| Task directions |
Wherever "standardised" appears in a line, list that line.

Start of Supplied data

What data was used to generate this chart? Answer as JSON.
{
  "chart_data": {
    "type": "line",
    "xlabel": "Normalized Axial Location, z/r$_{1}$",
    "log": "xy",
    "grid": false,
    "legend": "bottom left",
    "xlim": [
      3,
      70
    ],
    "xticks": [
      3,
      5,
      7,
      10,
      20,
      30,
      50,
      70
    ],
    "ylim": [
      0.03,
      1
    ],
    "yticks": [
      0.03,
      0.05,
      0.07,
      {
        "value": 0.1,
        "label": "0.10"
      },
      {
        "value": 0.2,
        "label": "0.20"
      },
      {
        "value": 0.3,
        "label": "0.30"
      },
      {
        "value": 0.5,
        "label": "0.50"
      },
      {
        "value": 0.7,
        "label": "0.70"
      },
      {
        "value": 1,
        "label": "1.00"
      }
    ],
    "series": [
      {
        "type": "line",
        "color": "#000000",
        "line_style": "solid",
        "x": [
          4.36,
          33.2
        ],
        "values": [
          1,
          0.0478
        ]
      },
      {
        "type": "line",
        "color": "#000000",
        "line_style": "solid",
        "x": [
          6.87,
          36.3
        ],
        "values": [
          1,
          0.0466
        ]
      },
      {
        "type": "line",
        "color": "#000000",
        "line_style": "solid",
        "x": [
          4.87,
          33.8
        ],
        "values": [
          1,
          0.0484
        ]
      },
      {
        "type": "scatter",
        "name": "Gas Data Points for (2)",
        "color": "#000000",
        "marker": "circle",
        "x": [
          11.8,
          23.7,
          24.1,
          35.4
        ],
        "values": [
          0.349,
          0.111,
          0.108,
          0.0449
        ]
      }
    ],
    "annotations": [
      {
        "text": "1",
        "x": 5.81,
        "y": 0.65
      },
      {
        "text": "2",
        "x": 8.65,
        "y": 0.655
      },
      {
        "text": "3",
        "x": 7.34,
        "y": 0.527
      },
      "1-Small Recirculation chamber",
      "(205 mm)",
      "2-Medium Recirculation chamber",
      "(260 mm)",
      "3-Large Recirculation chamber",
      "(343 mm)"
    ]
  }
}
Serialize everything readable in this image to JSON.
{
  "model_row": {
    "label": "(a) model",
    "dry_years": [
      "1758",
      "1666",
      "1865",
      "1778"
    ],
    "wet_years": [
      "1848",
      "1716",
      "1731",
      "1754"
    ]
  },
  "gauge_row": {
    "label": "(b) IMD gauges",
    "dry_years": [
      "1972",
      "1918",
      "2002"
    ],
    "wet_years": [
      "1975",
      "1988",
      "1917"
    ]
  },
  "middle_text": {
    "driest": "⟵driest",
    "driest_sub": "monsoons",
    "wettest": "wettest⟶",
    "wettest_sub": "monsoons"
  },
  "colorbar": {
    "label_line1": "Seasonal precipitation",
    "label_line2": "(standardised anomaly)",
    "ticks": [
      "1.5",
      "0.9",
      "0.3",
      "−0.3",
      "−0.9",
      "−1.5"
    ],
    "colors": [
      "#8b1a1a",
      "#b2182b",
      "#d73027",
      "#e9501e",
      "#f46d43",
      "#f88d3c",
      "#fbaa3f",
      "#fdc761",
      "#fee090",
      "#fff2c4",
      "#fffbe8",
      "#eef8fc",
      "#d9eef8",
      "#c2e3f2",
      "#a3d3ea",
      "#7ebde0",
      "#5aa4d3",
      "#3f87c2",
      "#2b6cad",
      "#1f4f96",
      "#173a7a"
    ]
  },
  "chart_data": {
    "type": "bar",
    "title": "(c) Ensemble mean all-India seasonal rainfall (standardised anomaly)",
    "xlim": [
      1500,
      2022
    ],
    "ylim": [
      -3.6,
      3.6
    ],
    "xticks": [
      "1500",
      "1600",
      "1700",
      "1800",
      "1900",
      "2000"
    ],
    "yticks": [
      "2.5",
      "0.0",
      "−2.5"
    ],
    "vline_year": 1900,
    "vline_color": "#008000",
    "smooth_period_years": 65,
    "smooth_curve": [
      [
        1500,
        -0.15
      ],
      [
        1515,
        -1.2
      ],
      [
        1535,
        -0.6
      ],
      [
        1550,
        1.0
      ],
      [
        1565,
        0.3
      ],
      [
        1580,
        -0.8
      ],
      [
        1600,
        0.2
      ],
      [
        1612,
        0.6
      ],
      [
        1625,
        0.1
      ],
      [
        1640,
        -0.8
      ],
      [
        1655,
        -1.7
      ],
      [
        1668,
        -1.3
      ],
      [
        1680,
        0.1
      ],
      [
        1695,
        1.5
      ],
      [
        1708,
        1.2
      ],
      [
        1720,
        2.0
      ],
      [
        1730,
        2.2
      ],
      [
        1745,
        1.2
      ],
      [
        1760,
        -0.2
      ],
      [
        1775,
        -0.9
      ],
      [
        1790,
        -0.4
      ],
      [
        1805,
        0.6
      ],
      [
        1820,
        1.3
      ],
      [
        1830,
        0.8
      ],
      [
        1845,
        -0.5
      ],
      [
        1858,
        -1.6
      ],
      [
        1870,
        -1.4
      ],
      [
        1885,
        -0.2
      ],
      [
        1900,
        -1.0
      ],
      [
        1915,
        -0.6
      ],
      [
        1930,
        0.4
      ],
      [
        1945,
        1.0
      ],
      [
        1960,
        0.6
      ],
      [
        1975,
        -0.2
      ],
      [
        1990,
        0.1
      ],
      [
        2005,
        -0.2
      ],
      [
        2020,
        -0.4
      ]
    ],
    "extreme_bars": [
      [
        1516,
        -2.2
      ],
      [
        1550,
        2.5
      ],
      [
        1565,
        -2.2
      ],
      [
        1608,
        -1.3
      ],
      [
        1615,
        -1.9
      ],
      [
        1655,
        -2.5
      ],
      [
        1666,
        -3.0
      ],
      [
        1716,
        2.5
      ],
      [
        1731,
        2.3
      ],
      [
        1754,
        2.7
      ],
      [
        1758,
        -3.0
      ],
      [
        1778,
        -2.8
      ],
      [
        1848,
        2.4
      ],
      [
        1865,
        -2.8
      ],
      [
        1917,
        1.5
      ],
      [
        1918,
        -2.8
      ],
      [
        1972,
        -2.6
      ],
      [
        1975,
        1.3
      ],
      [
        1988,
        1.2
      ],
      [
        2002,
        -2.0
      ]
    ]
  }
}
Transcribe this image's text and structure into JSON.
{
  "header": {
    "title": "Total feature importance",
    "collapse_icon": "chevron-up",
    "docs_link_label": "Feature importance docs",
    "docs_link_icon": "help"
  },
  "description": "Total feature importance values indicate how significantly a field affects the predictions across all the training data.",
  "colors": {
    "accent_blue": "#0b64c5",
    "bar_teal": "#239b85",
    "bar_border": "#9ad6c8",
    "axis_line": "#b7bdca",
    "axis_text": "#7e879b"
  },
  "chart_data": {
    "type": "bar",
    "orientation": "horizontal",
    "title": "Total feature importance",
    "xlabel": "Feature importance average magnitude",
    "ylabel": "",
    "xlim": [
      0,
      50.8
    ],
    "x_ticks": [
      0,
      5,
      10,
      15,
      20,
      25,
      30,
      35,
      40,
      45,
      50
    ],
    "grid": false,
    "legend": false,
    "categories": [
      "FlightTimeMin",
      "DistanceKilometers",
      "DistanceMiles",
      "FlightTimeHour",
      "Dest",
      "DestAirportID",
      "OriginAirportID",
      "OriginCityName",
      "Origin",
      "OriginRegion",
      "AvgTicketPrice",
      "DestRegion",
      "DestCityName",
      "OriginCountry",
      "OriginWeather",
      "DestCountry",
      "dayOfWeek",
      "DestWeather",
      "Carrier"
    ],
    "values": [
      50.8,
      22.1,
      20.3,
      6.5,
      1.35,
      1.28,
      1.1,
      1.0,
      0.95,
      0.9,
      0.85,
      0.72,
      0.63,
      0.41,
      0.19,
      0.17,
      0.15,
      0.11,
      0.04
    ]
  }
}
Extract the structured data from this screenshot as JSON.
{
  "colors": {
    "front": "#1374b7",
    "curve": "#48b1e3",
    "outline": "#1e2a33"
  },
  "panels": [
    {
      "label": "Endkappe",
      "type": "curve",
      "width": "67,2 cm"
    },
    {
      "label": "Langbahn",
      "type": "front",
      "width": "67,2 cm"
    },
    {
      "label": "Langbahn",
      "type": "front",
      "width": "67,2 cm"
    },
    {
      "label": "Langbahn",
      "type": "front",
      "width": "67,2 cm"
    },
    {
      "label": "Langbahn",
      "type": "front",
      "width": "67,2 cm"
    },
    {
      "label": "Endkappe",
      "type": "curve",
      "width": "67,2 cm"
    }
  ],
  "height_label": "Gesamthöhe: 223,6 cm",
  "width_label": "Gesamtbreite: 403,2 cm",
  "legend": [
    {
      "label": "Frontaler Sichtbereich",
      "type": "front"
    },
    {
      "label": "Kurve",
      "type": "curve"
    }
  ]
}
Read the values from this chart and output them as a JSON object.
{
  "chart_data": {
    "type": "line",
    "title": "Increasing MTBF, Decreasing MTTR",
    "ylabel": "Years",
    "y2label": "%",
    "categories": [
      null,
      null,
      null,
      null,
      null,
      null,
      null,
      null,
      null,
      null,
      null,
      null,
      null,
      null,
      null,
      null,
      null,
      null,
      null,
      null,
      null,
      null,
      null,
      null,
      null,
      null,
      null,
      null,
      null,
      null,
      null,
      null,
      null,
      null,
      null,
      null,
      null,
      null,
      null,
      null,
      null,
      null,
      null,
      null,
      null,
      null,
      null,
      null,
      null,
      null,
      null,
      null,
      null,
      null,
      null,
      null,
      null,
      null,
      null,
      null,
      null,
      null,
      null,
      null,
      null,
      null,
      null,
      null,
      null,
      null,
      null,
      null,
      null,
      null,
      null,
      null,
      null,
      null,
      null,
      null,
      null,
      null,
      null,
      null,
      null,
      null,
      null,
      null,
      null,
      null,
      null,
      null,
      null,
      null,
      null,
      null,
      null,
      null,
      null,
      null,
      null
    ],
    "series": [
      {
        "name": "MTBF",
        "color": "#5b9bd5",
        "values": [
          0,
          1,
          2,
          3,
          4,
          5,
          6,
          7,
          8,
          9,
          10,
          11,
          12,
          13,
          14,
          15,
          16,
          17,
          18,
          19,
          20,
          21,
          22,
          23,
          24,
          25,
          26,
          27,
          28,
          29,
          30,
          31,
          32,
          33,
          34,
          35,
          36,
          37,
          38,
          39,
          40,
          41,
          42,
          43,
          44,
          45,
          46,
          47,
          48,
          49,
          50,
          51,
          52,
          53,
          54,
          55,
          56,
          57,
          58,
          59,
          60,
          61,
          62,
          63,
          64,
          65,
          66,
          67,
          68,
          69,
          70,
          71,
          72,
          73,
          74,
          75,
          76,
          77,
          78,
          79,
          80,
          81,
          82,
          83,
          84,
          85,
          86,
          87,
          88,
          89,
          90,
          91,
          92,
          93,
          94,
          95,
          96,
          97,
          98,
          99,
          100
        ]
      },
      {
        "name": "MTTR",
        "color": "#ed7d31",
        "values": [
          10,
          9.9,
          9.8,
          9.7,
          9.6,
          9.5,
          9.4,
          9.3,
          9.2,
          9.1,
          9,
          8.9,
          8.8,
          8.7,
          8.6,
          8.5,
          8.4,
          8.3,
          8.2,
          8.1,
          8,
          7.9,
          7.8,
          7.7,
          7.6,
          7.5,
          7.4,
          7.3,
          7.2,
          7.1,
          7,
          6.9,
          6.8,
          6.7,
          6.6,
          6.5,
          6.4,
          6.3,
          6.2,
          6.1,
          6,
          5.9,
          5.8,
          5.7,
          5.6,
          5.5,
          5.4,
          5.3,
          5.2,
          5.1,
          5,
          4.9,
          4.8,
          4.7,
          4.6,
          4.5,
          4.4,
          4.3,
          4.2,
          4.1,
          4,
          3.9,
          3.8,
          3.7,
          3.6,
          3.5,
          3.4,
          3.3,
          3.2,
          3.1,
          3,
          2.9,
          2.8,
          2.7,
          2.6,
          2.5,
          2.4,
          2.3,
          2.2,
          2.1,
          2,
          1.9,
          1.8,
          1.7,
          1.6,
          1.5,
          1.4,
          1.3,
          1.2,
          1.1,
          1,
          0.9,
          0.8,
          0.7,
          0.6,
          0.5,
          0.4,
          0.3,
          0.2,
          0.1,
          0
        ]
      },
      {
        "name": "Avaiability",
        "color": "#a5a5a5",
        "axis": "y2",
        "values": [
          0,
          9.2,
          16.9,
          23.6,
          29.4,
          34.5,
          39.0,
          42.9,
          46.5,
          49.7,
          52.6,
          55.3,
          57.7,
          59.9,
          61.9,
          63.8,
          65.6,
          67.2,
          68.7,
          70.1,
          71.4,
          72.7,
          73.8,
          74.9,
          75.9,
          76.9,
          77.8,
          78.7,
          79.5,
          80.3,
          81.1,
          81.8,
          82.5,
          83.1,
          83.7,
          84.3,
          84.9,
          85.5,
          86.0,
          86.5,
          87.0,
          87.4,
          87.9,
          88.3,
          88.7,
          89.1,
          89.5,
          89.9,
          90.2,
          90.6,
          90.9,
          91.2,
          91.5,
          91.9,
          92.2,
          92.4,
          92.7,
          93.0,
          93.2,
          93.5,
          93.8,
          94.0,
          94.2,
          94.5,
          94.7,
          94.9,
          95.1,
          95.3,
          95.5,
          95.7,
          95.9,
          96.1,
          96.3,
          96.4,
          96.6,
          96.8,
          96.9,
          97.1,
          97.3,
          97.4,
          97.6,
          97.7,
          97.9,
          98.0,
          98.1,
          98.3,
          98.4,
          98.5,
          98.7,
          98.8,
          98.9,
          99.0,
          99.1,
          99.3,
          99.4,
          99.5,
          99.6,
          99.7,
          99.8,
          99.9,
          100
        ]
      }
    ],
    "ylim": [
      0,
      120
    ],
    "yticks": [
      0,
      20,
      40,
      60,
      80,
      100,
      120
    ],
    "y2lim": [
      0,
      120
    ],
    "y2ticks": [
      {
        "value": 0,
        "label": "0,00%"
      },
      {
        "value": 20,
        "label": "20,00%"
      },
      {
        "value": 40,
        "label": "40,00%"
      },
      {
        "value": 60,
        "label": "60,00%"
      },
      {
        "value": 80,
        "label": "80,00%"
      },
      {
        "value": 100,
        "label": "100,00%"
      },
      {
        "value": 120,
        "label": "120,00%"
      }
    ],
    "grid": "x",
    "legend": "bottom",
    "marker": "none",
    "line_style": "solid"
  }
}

End of Supplied data

| Problem solution |
    "label_line2": "(standardised anomaly)",
    "title": "(c) Ensemble mean all-India seasonal rainfall (standardised anomaly)",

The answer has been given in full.